▶ [Task to complete]: Transcribe every line, keeping it exact.

━━━

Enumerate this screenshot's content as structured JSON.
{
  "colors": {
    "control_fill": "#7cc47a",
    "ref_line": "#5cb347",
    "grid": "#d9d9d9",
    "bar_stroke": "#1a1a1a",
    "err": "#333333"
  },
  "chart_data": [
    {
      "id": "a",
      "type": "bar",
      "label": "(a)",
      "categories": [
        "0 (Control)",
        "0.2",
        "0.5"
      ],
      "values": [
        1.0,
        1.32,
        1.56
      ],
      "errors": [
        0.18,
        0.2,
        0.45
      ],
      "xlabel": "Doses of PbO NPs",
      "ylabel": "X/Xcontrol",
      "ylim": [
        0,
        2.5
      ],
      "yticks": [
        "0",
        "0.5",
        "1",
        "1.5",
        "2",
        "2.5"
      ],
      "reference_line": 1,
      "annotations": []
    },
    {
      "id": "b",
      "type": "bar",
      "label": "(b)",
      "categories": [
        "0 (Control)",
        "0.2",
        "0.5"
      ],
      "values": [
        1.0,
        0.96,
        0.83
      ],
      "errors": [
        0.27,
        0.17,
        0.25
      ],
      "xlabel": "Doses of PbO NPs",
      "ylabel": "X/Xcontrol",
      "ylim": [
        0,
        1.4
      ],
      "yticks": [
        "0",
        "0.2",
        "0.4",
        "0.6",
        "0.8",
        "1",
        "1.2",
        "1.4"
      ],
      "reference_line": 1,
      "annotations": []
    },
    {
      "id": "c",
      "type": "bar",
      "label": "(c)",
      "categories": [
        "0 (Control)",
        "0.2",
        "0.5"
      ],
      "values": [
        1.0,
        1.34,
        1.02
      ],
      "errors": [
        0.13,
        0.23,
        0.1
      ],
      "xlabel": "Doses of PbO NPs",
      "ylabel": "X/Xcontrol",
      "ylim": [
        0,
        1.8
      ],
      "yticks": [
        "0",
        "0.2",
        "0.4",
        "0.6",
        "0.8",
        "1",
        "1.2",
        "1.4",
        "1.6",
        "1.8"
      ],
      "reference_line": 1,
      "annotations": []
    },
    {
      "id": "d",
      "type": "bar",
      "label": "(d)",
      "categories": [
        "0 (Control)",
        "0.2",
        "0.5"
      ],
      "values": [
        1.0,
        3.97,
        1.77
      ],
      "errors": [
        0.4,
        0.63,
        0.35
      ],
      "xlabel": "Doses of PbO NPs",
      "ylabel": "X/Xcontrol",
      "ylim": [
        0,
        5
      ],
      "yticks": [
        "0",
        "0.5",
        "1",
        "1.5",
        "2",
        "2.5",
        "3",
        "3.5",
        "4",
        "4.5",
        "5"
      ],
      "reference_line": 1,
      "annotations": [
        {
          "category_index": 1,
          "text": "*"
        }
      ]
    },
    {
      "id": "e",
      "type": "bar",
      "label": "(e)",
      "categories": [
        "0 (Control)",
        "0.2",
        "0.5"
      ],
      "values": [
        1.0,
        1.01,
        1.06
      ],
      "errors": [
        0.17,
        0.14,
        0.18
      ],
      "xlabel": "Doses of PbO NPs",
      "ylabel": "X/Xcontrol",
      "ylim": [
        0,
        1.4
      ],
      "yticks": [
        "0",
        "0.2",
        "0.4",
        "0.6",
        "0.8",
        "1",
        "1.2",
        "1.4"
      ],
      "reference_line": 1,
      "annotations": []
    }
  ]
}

━━━

▶ [Result]:
Enumerate this screenshot's content as structured JSON.
{
  "colors": {
    "control_fill": "#7cc47a",
    "ref_line": "#5cb347",
    "grid": "#d9d9d9",
    "bar_stroke": "#1a1a1a",
    "err": "#333333"
  },
  "chart_data": [
    {
      "id": "a",
      "type": "bar",
      "label": "(a)",
      "categories": [
        "0 (Control)",
        "0.2",
        "0.5"
      ],
      "values": [
        1.0,
        1.32,
        1.56
      ],
      "errors": [
        0.18,
        0.2,
        0.45
      ],
      "xlabel": "Doses of PbO NPs",
      "ylabel": "X/Xcontrol",
      "ylim": [
        0,
        2.5
      ],
      "yticks": [
        "0",
        "0.5",
        "1",
        "1.5",
        "2",
        "2.5"
      ],
      "reference_line": 1,
      "annotations": []
    },
    {
      "id": "b",
      "type": "bar",
      "label": "(b)",
      "categories": [
        "0 (Control)",
        "0.2",
        "0.5"
      ],
      "values": [
        1.0,
        0.96,
        0.83
      ],
      "errors": [
        0.27,
        0.17,
        0.25
      ],
      "xlabel": "Doses of PbO NPs",
      "ylabel": "X/Xcontrol",
      "ylim": [
        0,
        1.4
      ],
      "yticks": [
        "0",
        "0.2",
        "0.4",
        "0.6",
        "0.8",
        "1",
        "1.2",
        "1.4"
      ],
      "reference_line": 1,
      "annotations": []
    },
    {
      "id": "c",
      "type": "bar",
      "label": "(c)",
      "categories": [
        "0 (Control)",
        "0.2",
        "0.5"
      ],
      "values": [
        1.0,
        1.34,
        1.02
      ],
      "errors": [
        0.13,
        0.23,
        0.1
      ],
      "xlabel": "Doses of PbO NPs",
      "ylabel": "X/Xcontrol",
      "ylim": [
        0,
        1.8
      ],
      "yticks": [
        "0",
        "0.2",
        "0.4",
        "0.6",
        "0.8",
        "1",
        "1.2",
        "1.4",
        "1.6",
        "1.8"
      ],
      "reference_line": 1,
      "annotations": []
    },
    {
      "id": "d",
      "type": "bar",
      "label": "(d)",
      "categories": [
        "0 (Control)",
        "0.2",
        "0.5"
      ],
      "values": [
        1.0,
        3.97,
        1.77
      ],
      "errors": [
        0.4,
        0.63,
        0.35
      ],
      "xlabel": "Doses of PbO NPs",
      "ylabel": "X/Xcontrol",
      "ylim": [
        0,
        5
      ],
      "yticks": [
        "0",
        "0.5",
        "1",
        "1.5",
        "2",
        "2.5",
        "3",
        "3.5",
        "4",
        "4.5",
        "5"
      ],
      "reference_line": 1,
      "annotations": [
        {
          "category_index": 1,
          "text": "*"
        }
      ]
    },
    {
      "id": "e",
      "type": "bar",
      "label": "(e)",
      "categories": [
        "0 (Control)",
        "0.2",
        "0.5"
      ],
      "values": [
        1.0,
        1.01,
        1.06
      ],
      "errors": [
        0.17,
        0.14,
        0.18
      ],
      "xlabel": "Doses of PbO NPs",
      "ylabel": "X/Xcontrol",
      "ylim": [
        0,
        1.4
      ],
      "yticks": [
        "0",
        "0.2",
        "0.4",
        "0.6",
        "0.8",
        "1",
        "1.2",
        "1.4"
      ],
      "reference_line": 1,
      "annotations": []
    }
  ]
}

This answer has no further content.